-- BEGIN Entries shown --

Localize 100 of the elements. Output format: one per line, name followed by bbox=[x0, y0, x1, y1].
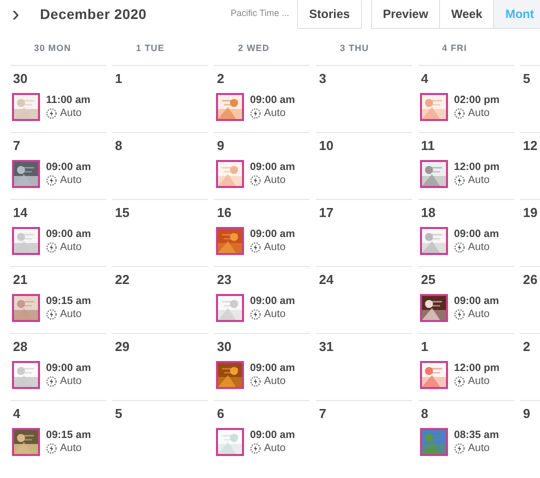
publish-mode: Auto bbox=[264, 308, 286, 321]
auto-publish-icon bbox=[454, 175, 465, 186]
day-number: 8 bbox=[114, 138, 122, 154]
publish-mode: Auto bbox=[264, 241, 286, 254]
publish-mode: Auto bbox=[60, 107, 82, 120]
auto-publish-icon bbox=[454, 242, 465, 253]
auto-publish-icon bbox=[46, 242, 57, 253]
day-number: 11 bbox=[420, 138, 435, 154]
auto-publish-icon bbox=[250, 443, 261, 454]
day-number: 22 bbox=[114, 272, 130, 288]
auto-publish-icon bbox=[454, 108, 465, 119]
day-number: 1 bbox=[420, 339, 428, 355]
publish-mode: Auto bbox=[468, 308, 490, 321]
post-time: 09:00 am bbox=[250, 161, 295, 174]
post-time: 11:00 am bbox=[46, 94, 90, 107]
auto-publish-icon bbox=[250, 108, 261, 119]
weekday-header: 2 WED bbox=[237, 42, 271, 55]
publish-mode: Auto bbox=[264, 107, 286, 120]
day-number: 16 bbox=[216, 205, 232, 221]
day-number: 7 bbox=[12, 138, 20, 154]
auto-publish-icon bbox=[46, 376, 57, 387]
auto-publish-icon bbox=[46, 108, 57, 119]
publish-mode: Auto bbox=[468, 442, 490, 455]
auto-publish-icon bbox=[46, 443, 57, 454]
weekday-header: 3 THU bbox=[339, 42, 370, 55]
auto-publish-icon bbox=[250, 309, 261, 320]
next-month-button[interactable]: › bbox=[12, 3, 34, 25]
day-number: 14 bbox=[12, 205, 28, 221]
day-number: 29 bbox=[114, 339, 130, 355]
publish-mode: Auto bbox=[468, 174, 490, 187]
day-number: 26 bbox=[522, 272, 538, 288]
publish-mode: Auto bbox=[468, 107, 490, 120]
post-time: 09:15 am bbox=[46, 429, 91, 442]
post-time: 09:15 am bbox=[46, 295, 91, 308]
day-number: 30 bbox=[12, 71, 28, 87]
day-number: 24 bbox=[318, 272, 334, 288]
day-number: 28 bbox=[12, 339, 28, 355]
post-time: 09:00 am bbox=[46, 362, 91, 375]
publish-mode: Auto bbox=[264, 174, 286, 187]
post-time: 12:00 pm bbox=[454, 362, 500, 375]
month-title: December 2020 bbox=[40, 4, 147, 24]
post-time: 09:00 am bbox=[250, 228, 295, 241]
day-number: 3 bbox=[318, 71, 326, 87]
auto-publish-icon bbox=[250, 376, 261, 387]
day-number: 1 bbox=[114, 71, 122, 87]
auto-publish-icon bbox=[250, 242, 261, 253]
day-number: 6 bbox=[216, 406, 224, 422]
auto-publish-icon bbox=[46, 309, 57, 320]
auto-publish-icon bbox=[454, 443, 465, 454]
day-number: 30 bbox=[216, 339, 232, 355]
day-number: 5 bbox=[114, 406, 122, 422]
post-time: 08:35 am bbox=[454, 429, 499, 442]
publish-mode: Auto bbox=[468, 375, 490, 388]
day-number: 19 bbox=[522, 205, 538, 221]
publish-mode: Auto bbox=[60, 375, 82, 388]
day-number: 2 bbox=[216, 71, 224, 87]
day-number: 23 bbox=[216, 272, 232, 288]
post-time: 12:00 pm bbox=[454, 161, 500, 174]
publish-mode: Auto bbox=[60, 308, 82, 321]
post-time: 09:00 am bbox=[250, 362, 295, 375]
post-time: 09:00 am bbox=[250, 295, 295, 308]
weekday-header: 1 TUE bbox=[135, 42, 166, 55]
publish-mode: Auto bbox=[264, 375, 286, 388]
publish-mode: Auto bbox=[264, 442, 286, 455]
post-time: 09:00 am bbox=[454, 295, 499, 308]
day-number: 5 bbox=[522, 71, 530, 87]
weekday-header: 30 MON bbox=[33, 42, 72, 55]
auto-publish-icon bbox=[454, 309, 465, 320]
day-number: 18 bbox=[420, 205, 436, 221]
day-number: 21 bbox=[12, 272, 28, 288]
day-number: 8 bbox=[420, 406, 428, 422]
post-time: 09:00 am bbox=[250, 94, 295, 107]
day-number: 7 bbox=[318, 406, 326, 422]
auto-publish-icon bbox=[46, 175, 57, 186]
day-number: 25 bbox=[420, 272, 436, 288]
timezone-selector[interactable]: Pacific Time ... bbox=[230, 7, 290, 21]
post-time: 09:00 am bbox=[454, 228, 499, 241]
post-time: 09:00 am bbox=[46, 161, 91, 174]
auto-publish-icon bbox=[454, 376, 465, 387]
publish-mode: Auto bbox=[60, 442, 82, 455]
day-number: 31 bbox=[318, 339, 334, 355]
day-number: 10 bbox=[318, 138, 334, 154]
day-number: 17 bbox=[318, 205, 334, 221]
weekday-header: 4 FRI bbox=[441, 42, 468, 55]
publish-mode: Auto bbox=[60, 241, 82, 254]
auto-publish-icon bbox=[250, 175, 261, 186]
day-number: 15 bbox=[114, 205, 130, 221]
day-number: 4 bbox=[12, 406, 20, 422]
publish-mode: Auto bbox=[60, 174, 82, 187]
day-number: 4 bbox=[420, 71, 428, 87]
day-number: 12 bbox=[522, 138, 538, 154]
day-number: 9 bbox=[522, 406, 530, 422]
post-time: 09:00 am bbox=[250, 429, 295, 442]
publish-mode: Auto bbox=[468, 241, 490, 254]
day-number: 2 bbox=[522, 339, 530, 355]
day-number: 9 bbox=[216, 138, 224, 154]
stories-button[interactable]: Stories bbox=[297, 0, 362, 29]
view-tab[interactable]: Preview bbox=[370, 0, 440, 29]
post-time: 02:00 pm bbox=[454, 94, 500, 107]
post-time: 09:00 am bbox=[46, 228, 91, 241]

-- END Entries shown --

■ **Exercise objective**
Retype the material starting at the line that contains "publish-mode: Auto bbox=[264, 308, 286, 321]" and ending after the line that contains "day-number: 29 bbox=[114, 339, 130, 355]", keeping every character unchanged.

■ **Output**
publish-mode: Auto bbox=[264, 308, 286, 321]
auto-publish-icon bbox=[454, 175, 465, 186]
day-number: 8 bbox=[114, 138, 122, 154]
publish-mode: Auto bbox=[264, 241, 286, 254]
publish-mode: Auto bbox=[60, 107, 82, 120]
auto-publish-icon bbox=[454, 242, 465, 253]
auto-publish-icon bbox=[46, 242, 57, 253]
day-number: 11 bbox=[420, 138, 435, 154]
auto-publish-icon bbox=[250, 443, 261, 454]
day-number: 22 bbox=[114, 272, 130, 288]
auto-publish-icon bbox=[454, 108, 465, 119]
day-number: 1 bbox=[420, 339, 428, 355]
publish-mode: Auto bbox=[468, 308, 490, 321]
post-time: 09:00 am bbox=[250, 161, 295, 174]
post-time: 11:00 am bbox=[46, 94, 90, 107]
auto-publish-icon bbox=[250, 108, 261, 119]
weekday-header: 2 WED bbox=[237, 42, 271, 55]
publish-mode: Auto bbox=[264, 107, 286, 120]
day-number: 16 bbox=[216, 205, 232, 221]
day-number: 7 bbox=[12, 138, 20, 154]
auto-publish-icon bbox=[46, 376, 57, 387]
auto-publish-icon bbox=[46, 108, 57, 119]
publish-mode: Auto bbox=[468, 442, 490, 455]
auto-publish-icon bbox=[46, 443, 57, 454]
weekday-header: 3 THU bbox=[339, 42, 370, 55]
auto-publish-icon bbox=[250, 309, 261, 320]
next-month-button[interactable]: › bbox=[12, 3, 34, 25]
day-number: 14 bbox=[12, 205, 28, 221]
day-number: 29 bbox=[114, 339, 130, 355]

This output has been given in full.